▶ **Extract**
This repository contains CodexClaw, a Telegram-controlled automation runtime for Codex, GitHub workflows, MCP routing, scheduled jobs, and related operational tooling. Security issues in authentication, authorization, sandbox configuration, shell execution, GitHub token handling, state files, dependency configuration, and deployment guidance are in scope.

Do not disclose secrets, bot tokens, GitHub tokens, chat IDs, session identifiers, private keys, production logs, screenshots, or exploit details in public issues, pull requests, commits, or chat.

Use GitHub private vulnerability reporting if it is enabled for this repository. If it is not available, contact the repository owner privately with a redacted summary, affected paths, reproduction steps, and impact. Include enough detail to reproduce the issue without pasting raw credentials or sensitive runtime identifiers.

Prioritize reports involving:

• Telegram user whitelist bypass.
• Unauthorized shell execution or command allowlist bypass.
• Unsafe escalation to danger-full-access or approvalPolicy=never.

▶ **Work task A**
Reproduce everything in the CodexClaw security policy from "Use GitHub private" down to "command allowlist bypass.".
▶ **Work task B**
According to the CodexClaw security policy, what should a private message to the repository owner include when GitHub private vulnerability reporting is not available? List each item.

▶ **Entries shown**

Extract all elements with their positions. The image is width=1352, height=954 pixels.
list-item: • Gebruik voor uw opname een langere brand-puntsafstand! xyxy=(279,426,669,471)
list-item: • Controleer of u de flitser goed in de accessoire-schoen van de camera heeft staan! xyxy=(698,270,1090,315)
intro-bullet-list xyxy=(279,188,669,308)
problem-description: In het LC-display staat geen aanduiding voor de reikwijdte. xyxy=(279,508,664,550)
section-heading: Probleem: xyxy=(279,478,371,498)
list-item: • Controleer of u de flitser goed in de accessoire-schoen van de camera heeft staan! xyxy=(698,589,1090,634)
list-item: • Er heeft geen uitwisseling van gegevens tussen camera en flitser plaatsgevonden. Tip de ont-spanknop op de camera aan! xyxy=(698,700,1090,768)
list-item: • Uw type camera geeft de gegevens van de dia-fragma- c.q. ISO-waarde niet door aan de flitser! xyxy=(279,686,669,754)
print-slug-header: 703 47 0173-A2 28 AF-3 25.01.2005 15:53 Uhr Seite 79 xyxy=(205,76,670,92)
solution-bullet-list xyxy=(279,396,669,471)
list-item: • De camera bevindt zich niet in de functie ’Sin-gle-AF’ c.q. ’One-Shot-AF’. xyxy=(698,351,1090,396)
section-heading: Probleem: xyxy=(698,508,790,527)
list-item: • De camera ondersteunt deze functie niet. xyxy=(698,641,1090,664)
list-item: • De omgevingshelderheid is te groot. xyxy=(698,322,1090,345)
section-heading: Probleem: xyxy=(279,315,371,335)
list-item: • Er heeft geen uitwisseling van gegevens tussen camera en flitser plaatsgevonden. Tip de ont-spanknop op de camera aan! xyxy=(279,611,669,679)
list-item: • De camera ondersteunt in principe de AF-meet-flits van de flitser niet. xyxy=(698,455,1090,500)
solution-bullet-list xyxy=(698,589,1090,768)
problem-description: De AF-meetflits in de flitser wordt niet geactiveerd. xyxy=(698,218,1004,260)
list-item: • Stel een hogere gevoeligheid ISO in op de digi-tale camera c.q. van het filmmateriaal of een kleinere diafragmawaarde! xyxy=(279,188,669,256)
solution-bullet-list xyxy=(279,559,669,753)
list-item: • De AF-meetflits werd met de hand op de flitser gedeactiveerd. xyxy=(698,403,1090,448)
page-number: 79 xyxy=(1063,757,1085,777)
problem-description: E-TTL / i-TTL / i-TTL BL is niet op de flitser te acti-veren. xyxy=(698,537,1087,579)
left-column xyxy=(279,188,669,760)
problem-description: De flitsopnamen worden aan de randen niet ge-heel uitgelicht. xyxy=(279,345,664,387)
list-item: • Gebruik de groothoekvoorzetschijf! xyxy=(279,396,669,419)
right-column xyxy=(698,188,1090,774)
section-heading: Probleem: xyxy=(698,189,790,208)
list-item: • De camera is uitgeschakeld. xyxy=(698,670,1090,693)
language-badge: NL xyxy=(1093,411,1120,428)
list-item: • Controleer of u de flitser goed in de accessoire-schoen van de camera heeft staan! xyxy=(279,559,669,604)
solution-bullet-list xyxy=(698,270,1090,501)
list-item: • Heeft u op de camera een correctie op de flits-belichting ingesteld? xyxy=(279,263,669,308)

▶ **Written reply A**
Use GitHub private vulnerability reporting if it is enabled for this repository. If it is not available, contact the repository owner privately with a redacted summary, affected paths, reproduction steps, and impact. Include enough detail to reproduce the issue without pasting raw credentials or sensitive runtime identifiers.

Prioritize reports involving:

• Telegram user whitelist bypass.
• Unauthorized shell execution or command allowlist bypass.

▶ **Written reply B**
- A redacted summary
- Affected paths
- Reproduction steps
- Impact